WORK TO DO: Count every line in the entries that follow where the word "closing" appears, then state only the total.
··· DATA ···
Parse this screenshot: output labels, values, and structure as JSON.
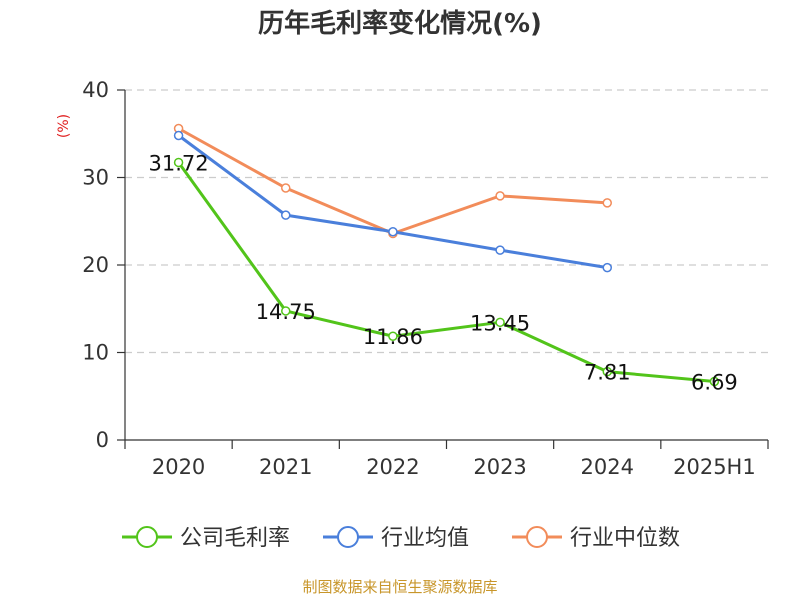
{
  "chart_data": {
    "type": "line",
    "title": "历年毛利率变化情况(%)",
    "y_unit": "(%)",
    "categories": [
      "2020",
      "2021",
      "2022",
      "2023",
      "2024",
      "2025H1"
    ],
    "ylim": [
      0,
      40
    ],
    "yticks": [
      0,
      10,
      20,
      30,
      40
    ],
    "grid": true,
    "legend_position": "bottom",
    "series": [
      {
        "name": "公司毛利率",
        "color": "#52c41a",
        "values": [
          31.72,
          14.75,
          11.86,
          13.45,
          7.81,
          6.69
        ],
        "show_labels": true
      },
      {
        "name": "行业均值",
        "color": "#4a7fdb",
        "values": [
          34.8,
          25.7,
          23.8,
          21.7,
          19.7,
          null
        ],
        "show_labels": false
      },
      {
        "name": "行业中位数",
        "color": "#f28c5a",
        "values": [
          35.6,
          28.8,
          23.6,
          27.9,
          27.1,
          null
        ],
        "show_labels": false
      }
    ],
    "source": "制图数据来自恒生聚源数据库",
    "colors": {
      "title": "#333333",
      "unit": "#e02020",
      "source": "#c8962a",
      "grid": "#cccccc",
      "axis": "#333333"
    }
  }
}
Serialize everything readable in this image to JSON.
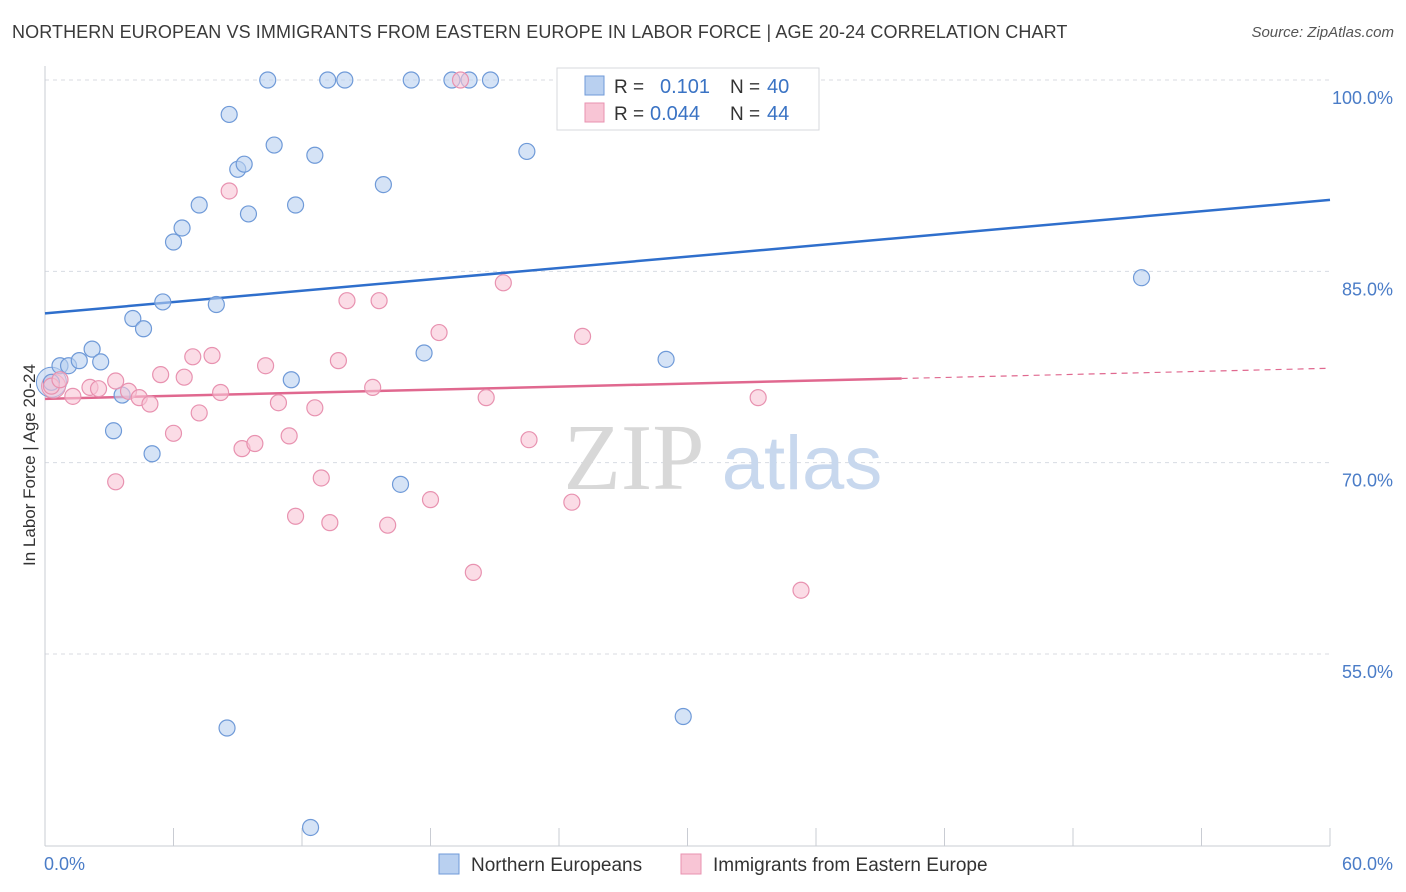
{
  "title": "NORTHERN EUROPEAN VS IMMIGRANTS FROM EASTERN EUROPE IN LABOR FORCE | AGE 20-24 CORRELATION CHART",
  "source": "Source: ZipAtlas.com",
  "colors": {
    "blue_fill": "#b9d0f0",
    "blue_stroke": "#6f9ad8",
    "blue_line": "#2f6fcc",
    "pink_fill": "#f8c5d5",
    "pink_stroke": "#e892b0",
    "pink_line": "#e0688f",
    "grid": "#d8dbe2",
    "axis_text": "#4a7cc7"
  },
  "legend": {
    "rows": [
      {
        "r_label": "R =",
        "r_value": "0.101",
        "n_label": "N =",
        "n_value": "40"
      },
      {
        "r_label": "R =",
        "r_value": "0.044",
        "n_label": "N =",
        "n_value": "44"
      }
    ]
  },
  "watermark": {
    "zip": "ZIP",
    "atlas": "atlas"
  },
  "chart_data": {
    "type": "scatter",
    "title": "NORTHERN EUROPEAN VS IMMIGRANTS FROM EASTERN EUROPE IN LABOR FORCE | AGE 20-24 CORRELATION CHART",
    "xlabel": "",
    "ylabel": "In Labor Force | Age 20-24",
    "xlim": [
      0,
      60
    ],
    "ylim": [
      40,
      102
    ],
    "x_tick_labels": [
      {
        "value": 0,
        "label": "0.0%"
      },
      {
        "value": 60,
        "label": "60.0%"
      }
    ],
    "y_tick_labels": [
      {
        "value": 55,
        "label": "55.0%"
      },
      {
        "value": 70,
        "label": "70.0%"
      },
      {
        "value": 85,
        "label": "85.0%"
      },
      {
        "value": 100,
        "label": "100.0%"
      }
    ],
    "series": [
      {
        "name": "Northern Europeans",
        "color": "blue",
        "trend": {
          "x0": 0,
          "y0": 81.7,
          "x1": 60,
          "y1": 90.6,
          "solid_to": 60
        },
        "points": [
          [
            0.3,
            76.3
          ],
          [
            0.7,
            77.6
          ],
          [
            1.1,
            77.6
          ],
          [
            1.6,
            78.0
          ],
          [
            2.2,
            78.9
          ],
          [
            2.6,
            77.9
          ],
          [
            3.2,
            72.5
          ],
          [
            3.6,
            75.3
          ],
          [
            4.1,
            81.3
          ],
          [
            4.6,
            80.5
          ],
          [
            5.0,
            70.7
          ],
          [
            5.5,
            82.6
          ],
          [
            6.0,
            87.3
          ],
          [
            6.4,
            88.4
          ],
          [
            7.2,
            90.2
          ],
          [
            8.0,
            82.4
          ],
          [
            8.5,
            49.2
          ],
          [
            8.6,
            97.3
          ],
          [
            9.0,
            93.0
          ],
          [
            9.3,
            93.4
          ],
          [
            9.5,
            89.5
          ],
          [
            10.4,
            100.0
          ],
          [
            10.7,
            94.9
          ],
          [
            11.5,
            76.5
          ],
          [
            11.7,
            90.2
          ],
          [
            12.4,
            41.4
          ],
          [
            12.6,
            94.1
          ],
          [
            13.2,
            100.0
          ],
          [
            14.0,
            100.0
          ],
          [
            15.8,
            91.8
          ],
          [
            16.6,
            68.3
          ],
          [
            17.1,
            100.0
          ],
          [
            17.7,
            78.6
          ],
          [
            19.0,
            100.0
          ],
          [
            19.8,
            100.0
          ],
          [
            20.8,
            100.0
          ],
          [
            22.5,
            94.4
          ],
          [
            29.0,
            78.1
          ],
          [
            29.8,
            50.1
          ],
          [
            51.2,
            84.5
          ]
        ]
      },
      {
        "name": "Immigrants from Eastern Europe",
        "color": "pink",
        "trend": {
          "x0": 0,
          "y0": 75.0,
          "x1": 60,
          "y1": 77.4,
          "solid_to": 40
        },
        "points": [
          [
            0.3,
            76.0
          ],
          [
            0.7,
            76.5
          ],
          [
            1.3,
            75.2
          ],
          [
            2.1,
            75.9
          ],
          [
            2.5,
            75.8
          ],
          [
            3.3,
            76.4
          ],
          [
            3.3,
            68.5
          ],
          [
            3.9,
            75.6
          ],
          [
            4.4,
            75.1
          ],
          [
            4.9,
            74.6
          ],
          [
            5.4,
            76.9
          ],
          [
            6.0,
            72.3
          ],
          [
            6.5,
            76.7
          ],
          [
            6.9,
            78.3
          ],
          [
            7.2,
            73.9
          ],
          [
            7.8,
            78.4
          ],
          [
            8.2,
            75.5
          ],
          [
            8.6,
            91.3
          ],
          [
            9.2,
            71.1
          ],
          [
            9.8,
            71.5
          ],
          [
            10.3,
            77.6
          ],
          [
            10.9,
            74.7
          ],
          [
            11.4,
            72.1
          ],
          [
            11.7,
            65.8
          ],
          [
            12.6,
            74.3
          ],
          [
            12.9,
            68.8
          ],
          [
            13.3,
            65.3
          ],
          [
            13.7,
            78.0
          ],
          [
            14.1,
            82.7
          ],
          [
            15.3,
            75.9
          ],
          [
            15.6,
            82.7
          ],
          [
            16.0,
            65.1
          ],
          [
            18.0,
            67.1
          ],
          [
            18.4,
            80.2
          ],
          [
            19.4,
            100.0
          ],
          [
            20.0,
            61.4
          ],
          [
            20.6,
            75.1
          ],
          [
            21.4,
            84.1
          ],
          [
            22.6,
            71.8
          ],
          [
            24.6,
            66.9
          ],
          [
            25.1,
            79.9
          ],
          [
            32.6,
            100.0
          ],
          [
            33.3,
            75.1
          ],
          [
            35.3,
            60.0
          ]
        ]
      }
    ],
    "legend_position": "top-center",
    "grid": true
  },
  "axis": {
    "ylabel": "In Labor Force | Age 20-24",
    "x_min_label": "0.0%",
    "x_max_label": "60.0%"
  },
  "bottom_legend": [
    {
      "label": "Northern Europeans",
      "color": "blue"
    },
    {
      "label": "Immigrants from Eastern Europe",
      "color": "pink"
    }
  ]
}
···
··· DATA ···
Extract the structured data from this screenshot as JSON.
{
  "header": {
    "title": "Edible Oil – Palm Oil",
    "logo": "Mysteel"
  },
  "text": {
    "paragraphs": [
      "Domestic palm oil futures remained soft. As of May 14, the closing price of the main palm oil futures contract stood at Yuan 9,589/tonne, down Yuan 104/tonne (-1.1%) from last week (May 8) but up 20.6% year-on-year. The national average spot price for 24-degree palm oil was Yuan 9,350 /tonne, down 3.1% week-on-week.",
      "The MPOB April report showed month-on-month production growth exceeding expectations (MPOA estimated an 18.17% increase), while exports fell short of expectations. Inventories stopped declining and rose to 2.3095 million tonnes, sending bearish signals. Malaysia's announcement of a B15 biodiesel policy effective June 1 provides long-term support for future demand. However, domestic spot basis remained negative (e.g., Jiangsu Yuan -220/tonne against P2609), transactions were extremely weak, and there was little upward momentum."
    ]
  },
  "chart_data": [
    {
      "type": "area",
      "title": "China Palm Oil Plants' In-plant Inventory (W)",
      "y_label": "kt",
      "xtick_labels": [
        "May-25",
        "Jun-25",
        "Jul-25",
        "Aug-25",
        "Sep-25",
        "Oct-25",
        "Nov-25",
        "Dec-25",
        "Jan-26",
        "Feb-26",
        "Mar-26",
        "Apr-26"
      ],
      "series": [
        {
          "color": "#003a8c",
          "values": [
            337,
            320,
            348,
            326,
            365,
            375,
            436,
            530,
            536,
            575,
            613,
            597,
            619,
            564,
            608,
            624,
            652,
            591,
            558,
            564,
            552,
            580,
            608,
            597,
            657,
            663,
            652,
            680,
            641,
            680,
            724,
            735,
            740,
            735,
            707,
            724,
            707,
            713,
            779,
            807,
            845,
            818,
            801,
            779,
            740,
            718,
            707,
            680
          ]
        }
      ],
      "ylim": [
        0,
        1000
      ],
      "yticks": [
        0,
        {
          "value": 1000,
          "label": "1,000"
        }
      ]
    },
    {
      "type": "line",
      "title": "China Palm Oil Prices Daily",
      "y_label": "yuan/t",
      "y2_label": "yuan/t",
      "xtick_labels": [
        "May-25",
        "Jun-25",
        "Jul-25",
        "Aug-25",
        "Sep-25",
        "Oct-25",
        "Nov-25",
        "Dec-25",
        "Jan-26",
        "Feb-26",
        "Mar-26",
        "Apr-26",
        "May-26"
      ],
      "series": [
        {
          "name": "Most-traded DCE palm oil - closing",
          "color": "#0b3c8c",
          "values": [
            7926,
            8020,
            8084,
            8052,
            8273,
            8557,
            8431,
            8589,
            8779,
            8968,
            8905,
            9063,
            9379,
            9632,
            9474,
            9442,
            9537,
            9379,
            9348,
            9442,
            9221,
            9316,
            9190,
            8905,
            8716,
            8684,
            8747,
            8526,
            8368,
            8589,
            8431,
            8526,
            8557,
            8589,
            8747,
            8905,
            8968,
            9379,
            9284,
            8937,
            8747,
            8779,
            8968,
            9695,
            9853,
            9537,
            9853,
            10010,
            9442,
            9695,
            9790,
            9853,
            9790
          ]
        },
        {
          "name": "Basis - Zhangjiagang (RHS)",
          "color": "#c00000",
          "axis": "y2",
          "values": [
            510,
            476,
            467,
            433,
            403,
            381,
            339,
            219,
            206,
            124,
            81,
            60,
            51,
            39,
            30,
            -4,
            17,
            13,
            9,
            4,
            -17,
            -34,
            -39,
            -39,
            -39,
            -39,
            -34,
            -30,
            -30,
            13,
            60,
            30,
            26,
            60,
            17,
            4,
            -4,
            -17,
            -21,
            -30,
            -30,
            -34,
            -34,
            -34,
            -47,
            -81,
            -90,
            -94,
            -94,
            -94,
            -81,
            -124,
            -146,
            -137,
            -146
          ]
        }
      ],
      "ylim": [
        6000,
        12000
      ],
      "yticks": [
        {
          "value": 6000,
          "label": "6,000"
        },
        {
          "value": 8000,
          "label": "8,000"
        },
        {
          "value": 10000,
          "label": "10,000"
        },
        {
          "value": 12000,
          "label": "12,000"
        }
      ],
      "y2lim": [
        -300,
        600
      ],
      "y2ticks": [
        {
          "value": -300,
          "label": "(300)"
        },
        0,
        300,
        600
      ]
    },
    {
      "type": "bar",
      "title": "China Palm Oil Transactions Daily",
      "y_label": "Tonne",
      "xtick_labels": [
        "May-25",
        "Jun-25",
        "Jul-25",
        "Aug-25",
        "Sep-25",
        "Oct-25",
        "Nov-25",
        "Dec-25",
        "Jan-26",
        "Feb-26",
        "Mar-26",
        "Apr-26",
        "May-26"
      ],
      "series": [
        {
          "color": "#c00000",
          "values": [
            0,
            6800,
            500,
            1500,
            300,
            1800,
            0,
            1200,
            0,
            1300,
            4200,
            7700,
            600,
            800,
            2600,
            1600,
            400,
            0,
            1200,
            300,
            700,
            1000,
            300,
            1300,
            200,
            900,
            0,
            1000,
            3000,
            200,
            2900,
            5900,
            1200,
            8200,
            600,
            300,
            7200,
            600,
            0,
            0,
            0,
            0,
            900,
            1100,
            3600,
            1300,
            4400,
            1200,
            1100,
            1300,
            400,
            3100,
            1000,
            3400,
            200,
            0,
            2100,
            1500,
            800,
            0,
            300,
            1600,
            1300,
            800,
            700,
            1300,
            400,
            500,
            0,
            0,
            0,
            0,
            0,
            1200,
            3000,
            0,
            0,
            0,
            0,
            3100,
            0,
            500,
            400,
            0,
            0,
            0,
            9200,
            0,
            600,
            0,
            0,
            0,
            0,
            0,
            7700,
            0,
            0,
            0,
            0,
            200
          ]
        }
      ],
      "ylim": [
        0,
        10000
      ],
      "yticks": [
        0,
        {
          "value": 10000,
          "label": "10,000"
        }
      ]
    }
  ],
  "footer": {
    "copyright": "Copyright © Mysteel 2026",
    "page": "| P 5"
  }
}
···
THE COMPLETED TASK: 2